--- START OF STORED DATA ---

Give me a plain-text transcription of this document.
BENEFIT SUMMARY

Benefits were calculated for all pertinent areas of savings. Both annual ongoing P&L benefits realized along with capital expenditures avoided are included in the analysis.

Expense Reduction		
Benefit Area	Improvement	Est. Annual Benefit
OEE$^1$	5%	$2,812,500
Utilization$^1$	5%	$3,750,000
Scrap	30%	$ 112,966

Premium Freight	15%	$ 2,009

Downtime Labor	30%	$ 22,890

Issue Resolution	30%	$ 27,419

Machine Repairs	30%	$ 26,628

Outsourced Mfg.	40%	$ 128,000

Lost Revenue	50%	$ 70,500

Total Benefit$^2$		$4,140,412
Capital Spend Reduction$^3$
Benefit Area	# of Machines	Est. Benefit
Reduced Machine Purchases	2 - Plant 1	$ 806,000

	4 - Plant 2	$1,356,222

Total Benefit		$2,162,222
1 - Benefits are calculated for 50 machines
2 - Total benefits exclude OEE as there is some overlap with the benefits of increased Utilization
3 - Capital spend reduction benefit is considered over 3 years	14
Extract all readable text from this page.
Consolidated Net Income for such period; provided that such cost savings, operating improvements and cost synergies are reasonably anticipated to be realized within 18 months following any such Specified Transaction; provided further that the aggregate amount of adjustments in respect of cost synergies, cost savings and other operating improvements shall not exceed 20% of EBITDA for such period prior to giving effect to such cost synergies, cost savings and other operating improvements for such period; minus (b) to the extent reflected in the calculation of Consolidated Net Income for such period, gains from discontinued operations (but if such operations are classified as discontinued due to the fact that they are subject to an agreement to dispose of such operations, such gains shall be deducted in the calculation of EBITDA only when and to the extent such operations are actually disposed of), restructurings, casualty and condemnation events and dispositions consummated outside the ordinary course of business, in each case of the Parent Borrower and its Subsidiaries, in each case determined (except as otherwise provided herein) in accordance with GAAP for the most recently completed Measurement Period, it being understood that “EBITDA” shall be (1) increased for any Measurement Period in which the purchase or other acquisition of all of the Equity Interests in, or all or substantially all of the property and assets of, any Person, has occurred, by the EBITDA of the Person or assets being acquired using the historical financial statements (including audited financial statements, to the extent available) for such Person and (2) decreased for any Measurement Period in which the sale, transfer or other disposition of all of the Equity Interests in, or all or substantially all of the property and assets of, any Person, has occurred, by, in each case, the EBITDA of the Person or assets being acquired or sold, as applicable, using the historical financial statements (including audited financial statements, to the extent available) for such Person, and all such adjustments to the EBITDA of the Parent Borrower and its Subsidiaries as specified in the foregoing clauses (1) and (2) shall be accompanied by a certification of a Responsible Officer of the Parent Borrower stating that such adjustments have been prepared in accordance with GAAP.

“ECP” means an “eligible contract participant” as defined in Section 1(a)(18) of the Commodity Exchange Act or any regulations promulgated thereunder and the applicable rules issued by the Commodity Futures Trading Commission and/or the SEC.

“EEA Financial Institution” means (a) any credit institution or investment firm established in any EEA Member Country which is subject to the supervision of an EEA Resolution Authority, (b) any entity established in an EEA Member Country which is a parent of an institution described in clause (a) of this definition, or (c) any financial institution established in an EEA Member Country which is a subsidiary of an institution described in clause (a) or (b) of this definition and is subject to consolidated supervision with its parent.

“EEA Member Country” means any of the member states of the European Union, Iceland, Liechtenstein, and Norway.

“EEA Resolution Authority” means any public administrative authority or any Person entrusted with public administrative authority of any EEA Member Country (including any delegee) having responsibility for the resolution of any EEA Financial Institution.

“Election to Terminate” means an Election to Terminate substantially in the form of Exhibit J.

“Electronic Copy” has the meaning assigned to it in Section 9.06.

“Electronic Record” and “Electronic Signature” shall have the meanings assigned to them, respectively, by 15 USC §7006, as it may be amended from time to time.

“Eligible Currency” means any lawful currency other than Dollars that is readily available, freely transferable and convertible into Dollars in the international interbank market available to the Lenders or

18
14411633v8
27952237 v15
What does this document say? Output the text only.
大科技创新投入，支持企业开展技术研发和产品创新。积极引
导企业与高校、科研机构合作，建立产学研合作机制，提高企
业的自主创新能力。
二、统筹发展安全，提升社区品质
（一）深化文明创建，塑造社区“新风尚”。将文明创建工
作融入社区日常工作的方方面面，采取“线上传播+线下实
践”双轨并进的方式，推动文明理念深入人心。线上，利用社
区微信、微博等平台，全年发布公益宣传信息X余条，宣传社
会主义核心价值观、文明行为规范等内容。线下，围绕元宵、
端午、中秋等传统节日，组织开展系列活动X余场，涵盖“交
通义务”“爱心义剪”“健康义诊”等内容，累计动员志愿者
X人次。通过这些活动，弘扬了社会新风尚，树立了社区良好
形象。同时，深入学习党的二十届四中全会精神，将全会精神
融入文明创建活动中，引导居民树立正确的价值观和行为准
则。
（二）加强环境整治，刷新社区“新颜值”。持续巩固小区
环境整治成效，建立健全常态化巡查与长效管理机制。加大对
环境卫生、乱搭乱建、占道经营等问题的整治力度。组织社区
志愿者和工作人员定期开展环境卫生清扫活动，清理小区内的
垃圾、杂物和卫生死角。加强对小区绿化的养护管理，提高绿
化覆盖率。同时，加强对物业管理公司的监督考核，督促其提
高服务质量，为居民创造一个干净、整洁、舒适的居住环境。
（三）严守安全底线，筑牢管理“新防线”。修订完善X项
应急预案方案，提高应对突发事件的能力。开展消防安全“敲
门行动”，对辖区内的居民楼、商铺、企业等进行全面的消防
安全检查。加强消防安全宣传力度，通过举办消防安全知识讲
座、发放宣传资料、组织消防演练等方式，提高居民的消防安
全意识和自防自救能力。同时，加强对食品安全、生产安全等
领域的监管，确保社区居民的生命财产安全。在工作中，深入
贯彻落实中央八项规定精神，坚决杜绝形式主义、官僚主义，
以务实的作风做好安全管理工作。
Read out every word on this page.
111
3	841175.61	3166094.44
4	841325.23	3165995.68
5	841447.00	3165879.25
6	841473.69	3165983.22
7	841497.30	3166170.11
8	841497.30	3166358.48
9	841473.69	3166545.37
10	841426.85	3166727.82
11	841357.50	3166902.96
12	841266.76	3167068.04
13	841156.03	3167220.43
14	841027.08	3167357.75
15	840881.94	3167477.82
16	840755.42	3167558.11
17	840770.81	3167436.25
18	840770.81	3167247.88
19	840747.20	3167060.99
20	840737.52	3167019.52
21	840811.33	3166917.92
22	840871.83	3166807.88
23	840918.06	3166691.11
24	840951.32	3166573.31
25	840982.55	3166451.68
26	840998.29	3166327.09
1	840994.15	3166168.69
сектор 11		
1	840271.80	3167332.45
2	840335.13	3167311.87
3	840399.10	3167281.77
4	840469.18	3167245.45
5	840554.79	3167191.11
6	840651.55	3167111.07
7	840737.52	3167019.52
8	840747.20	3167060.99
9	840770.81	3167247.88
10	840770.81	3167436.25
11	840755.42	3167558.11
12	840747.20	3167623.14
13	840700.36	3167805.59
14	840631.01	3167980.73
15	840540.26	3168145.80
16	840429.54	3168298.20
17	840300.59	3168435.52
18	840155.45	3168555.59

--- END OF STORED DATA ---

## [GOAL OF THE EXERCISE]
Return what is listed above, exactly and completely.

## [OUTPUT BELOW]
Give me a plain-text transcription of this document.
BENEFIT SUMMARY

Benefits were calculated for all pertinent areas of savings. Both annual ongoing P&L benefits realized along with capital expenditures avoided are included in the analysis.

Expense Reduction		
Benefit Area	Improvement	Est. Annual Benefit
OEE$^1$	5%	$2,812,500
Utilization$^1$	5%	$3,750,000
Scrap	30%	$ 112,966

Premium Freight	15%	$ 2,009

Downtime Labor	30%	$ 22,890

Issue Resolution	30%	$ 27,419

Machine Repairs	30%	$ 26,628

Outsourced Mfg.	40%	$ 128,000

Lost Revenue	50%	$ 70,500

Total Benefit$^2$		$4,140,412
Capital Spend Reduction$^3$
Benefit Area	# of Machines	Est. Benefit
Reduced Machine Purchases	2 - Plant 1	$ 806,000

	4 - Plant 2	$1,356,222

Total Benefit		$2,162,222
1 - Benefits are calculated for 50 machines
2 - Total benefits exclude OEE as there is some overlap with the benefits of increased Utilization
3 - Capital spend reduction benefit is considered over 3 years	14
Extract all readable text from this page.
Consolidated Net Income for such period; provided that such cost savings, operating improvements and cost synergies are reasonably anticipated to be realized within 18 months following any such Specified Transaction; provided further that the aggregate amount of adjustments in respect of cost synergies, cost savings and other operating improvements shall not exceed 20% of EBITDA for such period prior to giving effect to such cost synergies, cost savings and other operating improvements for such period; minus (b) to the extent reflected in the calculation of Consolidated Net Income for such period, gains from discontinued operations (but if such operations are classified as discontinued due to the fact that they are subject to an agreement to dispose of such operations, such gains shall be deducted in the calculation of EBITDA only when and to the extent such operations are actually disposed of), restructurings, casualty and condemnation events and dispositions consummated outside the ordinary course of business, in each case of the Parent Borrower and its Subsidiaries, in each case determined (except as otherwise provided herein) in accordance with GAAP for the most recently completed Measurement Period, it being understood that “EBITDA” shall be (1) increased for any Measurement Period in which the purchase or other acquisition of all of the Equity Interests in, or all or substantially all of the property and assets of, any Person, has occurred, by the EBITDA of the Person or assets being acquired using the historical financial statements (including audited financial statements, to the extent available) for such Person and (2) decreased for any Measurement Period in which the sale, transfer or other disposition of all of the Equity Interests in, or all or substantially all of the property and assets of, any Person, has occurred, by, in each case, the EBITDA of the Person or assets being acquired or sold, as applicable, using the historical financial statements (including audited financial statements, to the extent available) for such Person, and all such adjustments to the EBITDA of the Parent Borrower and its Subsidiaries as specified in the foregoing clauses (1) and (2) shall be accompanied by a certification of a Responsible Officer of the Parent Borrower stating that such adjustments have been prepared in accordance with GAAP.

“ECP” means an “eligible contract participant” as defined in Section 1(a)(18) of the Commodity Exchange Act or any regulations promulgated thereunder and the applicable rules issued by the Commodity Futures Trading Commission and/or the SEC.

“EEA Financial Institution” means (a) any credit institution or investment firm established in any EEA Member Country which is subject to the supervision of an EEA Resolution Authority, (b) any entity established in an EEA Member Country which is a parent of an institution described in clause (a) of this definition, or (c) any financial institution established in an EEA Member Country which is a subsidiary of an institution described in clause (a) or (b) of this definition and is subject to consolidated supervision with its parent.

“EEA Member Country” means any of the member states of the European Union, Iceland, Liechtenstein, and Norway.

“EEA Resolution Authority” means any public administrative authority or any Person entrusted with public administrative authority of any EEA Member Country (including any delegee) having responsibility for the resolution of any EEA Financial Institution.

“Election to Terminate” means an Election to Terminate substantially in the form of Exhibit J.

“Electronic Copy” has the meaning assigned to it in Section 9.06.

“Electronic Record” and “Electronic Signature” shall have the meanings assigned to them, respectively, by 15 USC §7006, as it may be amended from time to time.

“Eligible Currency” means any lawful currency other than Dollars that is readily available, freely transferable and convertible into Dollars in the international interbank market available to the Lenders or

18
14411633v8
27952237 v15
What does this document say? Output the text only.
大科技创新投入，支持企业开展技术研发和产品创新。积极引
导企业与高校、科研机构合作，建立产学研合作机制，提高企
业的自主创新能力。
二、统筹发展安全，提升社区品质
（一）深化文明创建，塑造社区“新风尚”。将文明创建工
作融入社区日常工作的方方面面，采取“线上传播+线下实
践”双轨并进的方式，推动文明理念深入人心。线上，利用社
区微信、微博等平台，全年发布公益宣传信息X余条，宣传社
会主义核心价值观、文明行为规范等内容。线下，围绕元宵、
端午、中秋等传统节日，组织开展系列活动X余场，涵盖“交
通义务”“爱心义剪”“健康义诊”等内容，累计动员志愿者
X人次。通过这些活动，弘扬了社会新风尚，树立了社区良好
形象。同时，深入学习党的二十届四中全会精神，将全会精神
融入文明创建活动中，引导居民树立正确的价值观和行为准
则。
（二）加强环境整治，刷新社区“新颜值”。持续巩固小区
环境整治成效，建立健全常态化巡查与长效管理机制。加大对
环境卫生、乱搭乱建、占道经营等问题的整治力度。组织社区
志愿者和工作人员定期开展环境卫生清扫活动，清理小区内的
垃圾、杂物和卫生死角。加强对小区绿化的养护管理，提高绿
化覆盖率。同时，加强对物业管理公司的监督考核，督促其提
高服务质量，为居民创造一个干净、整洁、舒适的居住环境。
（三）严守安全底线，筑牢管理“新防线”。修订完善X项
应急预案方案，提高应对突发事件的能力。开展消防安全“敲
门行动”，对辖区内的居民楼、商铺、企业等进行全面的消防
安全检查。加强消防安全宣传力度，通过举办消防安全知识讲
座、发放宣传资料、组织消防演练等方式，提高居民的消防安
全意识和自防自救能力。同时，加强对食品安全、生产安全等
领域的监管，确保社区居民的生命财产安全。在工作中，深入
贯彻落实中央八项规定精神，坚决杜绝形式主义、官僚主义，
以务实的作风做好安全管理工作。
Read out every word on this page.
111
3	841175.61	3166094.44
4	841325.23	3165995.68
5	841447.00	3165879.25
6	841473.69	3165983.22
7	841497.30	3166170.11
8	841497.30	3166358.48
9	841473.69	3166545.37
10	841426.85	3166727.82
11	841357.50	3166902.96
12	841266.76	3167068.04
13	841156.03	3167220.43
14	841027.08	3167357.75
15	840881.94	3167477.82
16	840755.42	3167558.11
17	840770.81	3167436.25
18	840770.81	3167247.88
19	840747.20	3167060.99
20	840737.52	3167019.52
21	840811.33	3166917.92
22	840871.83	3166807.88
23	840918.06	3166691.11
24	840951.32	3166573.31
25	840982.55	3166451.68
26	840998.29	3166327.09
1	840994.15	3166168.69
сектор 11		
1	840271.80	3167332.45
2	840335.13	3167311.87
3	840399.10	3167281.77
4	840469.18	3167245.45
5	840554.79	3167191.11
6	840651.55	3167111.07
7	840737.52	3167019.52
8	840747.20	3167060.99
9	840770.81	3167247.88
10	840770.81	3167436.25
11	840755.42	3167558.11
12	840747.20	3167623.14
13	840700.36	3167805.59
14	840631.01	3167980.73
15	840540.26	3168145.80
16	840429.54	3168298.20
17	840300.59	3168435.52
18	840155.45	3168555.59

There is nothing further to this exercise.